** begin Supplied data **

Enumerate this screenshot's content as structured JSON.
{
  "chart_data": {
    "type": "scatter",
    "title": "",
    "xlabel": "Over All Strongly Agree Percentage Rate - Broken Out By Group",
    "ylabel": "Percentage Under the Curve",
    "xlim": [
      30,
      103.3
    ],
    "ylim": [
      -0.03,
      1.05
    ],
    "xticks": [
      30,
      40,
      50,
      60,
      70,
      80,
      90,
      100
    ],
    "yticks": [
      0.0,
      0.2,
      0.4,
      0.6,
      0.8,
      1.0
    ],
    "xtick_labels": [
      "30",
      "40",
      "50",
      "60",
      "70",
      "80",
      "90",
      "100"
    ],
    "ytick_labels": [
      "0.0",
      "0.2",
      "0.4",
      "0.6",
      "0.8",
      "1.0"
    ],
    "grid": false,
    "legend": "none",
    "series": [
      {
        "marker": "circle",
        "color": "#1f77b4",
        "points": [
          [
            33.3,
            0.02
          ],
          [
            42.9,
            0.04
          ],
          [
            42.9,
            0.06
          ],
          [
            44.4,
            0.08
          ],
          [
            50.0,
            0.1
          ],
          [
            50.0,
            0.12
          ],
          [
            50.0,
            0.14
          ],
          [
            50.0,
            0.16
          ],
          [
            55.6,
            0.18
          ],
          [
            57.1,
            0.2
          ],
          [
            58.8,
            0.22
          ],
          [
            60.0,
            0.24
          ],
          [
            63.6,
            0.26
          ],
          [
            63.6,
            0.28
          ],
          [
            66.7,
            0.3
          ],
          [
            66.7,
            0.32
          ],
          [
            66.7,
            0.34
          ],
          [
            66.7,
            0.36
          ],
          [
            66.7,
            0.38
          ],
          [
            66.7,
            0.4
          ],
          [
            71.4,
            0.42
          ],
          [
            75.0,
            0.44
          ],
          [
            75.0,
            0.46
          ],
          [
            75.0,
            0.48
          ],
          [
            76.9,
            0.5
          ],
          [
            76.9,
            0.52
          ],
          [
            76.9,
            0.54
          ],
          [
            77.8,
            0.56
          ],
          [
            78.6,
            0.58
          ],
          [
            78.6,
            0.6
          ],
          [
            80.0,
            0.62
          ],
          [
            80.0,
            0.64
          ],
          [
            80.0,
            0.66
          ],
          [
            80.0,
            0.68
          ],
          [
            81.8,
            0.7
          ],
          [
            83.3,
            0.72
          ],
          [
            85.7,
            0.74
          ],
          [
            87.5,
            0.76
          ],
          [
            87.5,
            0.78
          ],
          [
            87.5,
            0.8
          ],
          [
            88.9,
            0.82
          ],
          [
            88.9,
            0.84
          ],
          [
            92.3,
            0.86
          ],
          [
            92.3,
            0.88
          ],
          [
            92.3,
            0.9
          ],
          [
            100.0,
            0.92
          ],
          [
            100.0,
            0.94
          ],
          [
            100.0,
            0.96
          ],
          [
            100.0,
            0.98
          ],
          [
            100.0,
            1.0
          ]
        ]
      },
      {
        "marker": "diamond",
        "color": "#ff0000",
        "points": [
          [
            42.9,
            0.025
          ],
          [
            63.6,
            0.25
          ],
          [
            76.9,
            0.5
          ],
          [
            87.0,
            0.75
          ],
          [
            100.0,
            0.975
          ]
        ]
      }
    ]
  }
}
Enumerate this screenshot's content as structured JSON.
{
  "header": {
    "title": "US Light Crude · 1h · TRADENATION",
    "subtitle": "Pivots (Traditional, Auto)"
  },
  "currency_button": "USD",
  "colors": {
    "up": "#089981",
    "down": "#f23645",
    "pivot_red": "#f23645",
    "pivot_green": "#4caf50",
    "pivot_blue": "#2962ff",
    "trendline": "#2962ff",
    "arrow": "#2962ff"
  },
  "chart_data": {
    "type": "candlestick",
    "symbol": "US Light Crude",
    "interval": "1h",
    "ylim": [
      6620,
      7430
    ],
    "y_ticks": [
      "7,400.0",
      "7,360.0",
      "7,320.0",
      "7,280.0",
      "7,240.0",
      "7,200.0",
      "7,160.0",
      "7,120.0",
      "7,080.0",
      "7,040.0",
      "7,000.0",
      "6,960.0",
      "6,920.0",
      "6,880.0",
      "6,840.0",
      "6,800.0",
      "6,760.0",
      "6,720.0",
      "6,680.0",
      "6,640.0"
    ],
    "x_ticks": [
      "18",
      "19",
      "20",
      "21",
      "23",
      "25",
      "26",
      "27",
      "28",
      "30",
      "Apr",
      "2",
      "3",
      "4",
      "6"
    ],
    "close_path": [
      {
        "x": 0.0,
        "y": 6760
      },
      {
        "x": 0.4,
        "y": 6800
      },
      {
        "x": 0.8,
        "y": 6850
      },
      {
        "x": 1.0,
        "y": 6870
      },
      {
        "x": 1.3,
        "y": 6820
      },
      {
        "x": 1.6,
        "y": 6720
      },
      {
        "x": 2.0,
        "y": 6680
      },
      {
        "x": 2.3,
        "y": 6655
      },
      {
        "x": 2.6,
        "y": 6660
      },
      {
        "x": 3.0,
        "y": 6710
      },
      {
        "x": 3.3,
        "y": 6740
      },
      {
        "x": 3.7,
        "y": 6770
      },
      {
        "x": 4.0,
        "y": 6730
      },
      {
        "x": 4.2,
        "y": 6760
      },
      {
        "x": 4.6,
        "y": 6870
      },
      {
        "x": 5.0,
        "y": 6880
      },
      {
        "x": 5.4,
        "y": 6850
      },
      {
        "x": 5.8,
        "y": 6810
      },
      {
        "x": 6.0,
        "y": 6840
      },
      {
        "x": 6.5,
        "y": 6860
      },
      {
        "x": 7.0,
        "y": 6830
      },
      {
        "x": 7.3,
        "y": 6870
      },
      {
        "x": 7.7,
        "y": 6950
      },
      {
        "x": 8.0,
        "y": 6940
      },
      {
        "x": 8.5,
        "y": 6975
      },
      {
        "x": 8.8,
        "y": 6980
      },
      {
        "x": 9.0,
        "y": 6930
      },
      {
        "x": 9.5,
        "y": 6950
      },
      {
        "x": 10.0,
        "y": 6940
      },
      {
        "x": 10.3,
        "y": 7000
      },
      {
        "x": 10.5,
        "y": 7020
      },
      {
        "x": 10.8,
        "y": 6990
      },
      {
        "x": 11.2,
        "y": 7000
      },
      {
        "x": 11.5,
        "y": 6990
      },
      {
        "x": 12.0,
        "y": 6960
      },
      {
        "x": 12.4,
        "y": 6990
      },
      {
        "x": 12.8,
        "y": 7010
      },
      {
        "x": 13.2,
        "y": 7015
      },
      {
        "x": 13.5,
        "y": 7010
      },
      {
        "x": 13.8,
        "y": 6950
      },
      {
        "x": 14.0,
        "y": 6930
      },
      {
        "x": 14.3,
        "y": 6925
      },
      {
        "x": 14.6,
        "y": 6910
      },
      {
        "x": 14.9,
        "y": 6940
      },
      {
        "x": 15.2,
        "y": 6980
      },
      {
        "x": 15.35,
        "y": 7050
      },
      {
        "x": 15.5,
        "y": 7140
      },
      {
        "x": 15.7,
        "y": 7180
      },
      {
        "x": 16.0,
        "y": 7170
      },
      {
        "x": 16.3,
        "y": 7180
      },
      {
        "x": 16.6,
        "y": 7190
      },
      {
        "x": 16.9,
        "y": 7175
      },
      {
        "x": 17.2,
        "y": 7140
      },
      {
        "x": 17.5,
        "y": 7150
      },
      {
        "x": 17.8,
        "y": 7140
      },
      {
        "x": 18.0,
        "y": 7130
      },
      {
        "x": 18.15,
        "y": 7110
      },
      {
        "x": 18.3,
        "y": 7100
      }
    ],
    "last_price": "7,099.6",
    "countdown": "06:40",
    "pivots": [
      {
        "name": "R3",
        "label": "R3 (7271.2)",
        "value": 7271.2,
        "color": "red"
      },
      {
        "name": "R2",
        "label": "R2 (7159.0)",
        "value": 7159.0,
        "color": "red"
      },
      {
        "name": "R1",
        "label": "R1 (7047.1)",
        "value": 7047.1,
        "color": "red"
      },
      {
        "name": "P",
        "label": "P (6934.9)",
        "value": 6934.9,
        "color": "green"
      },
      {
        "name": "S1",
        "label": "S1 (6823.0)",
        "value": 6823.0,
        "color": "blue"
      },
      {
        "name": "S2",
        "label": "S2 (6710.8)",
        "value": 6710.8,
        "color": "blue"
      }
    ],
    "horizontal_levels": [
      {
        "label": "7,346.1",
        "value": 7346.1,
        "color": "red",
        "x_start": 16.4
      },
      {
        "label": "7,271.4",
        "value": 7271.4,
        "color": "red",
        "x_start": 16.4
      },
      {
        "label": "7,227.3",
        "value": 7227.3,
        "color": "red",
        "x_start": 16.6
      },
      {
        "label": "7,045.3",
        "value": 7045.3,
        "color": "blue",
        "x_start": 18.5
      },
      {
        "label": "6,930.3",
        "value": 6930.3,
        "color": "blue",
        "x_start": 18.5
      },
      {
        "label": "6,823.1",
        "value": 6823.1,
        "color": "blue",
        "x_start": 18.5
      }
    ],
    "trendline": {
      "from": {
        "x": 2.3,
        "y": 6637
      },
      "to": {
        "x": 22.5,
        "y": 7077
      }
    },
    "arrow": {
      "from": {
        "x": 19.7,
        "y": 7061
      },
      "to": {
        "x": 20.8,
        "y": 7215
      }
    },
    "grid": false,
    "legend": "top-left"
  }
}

** end Supplied data **

Copy out every line in the entries above that holds "value".

        "value": 7271.2,
        "value": 7159.0,
        "value": 7047.1,
        "value": 6934.9,
        "value": 6823.0,
        "value": 6710.8,
        "value": 7346.1,
        "value": 7271.4,
        "value": 7227.3,
        "value": 7045.3,
        "value": 6930.3,
        "value": 6823.1,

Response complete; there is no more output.